>> Start

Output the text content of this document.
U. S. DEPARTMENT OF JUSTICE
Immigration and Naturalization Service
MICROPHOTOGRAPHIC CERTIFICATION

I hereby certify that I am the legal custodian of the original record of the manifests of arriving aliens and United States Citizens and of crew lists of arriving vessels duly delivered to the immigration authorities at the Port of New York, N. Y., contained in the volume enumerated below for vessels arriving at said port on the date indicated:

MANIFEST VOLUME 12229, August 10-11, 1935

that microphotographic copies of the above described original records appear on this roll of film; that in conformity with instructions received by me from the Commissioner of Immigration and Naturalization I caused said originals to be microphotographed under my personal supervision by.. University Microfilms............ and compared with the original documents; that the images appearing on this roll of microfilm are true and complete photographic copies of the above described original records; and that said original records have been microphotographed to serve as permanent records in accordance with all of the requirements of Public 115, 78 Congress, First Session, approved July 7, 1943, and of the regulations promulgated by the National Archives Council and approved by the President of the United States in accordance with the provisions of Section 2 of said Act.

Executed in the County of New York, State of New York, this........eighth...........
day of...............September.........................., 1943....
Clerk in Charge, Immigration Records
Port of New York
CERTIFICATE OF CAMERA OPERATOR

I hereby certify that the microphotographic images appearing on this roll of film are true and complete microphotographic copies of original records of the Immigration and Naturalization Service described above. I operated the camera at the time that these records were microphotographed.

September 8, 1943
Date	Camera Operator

>> End
>> Start

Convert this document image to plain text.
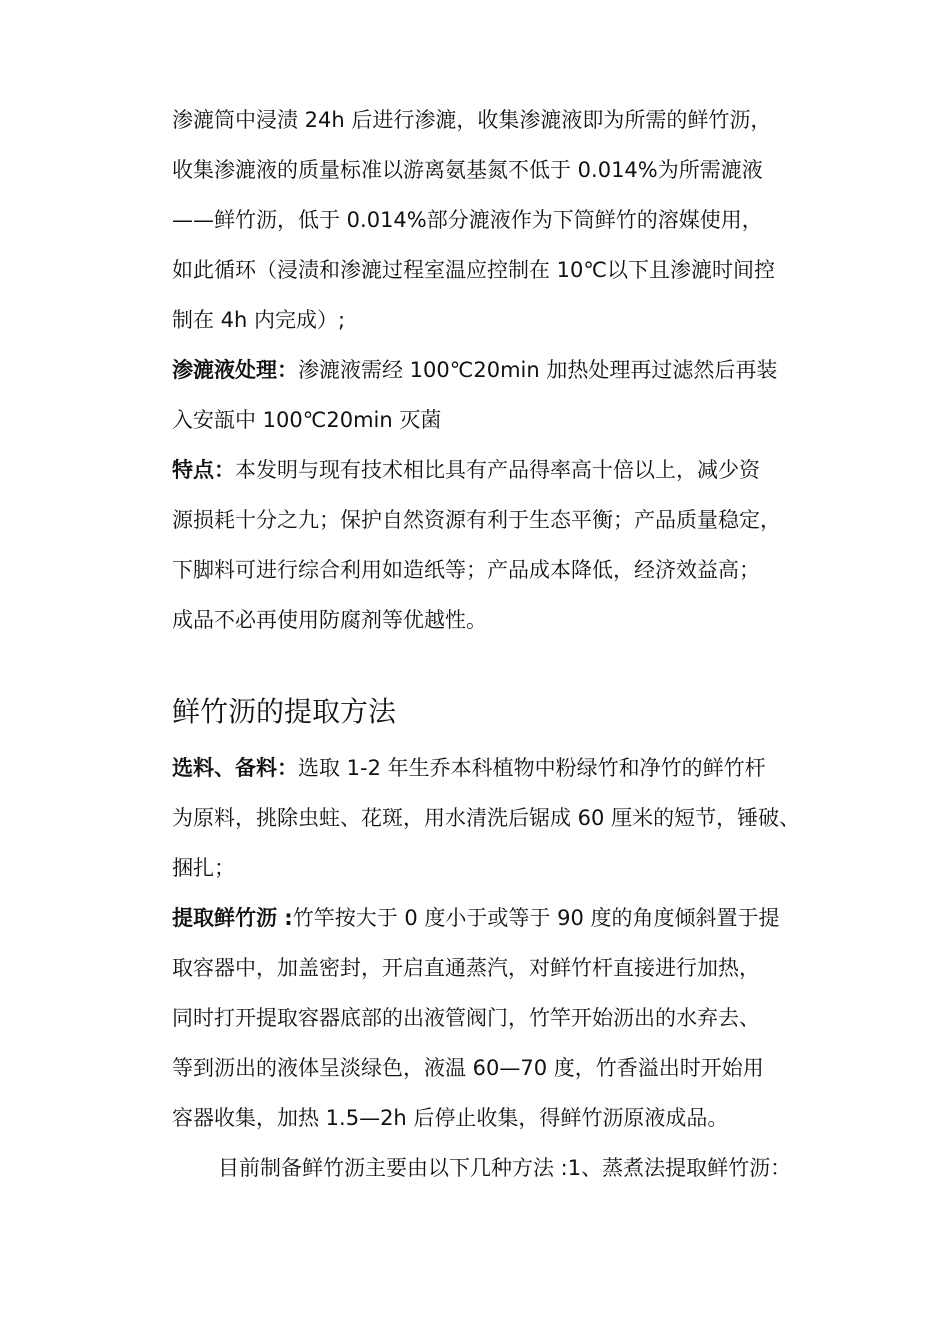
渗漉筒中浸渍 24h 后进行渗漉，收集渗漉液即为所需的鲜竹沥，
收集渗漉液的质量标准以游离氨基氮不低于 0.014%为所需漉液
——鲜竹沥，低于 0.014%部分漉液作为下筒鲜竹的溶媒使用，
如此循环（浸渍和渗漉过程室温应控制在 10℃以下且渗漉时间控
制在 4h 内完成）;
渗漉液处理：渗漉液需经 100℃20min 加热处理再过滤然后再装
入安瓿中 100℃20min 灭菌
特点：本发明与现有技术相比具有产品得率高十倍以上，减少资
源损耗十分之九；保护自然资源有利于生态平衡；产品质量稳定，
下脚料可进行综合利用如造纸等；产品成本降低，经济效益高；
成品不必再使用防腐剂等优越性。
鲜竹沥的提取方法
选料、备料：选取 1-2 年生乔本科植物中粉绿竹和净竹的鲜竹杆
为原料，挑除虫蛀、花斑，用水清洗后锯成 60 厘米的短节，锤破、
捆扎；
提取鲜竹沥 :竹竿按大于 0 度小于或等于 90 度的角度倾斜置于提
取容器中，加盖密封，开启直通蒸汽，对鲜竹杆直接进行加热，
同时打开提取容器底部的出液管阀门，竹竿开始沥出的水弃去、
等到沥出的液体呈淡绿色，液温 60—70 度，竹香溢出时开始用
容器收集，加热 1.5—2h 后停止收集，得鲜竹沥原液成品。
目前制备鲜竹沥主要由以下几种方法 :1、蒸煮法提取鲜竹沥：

>> End

Work instructions -> Return every line above in which the string "September" occurs.

Answer ->
day of...............September.........................., 1943....
September 8, 1943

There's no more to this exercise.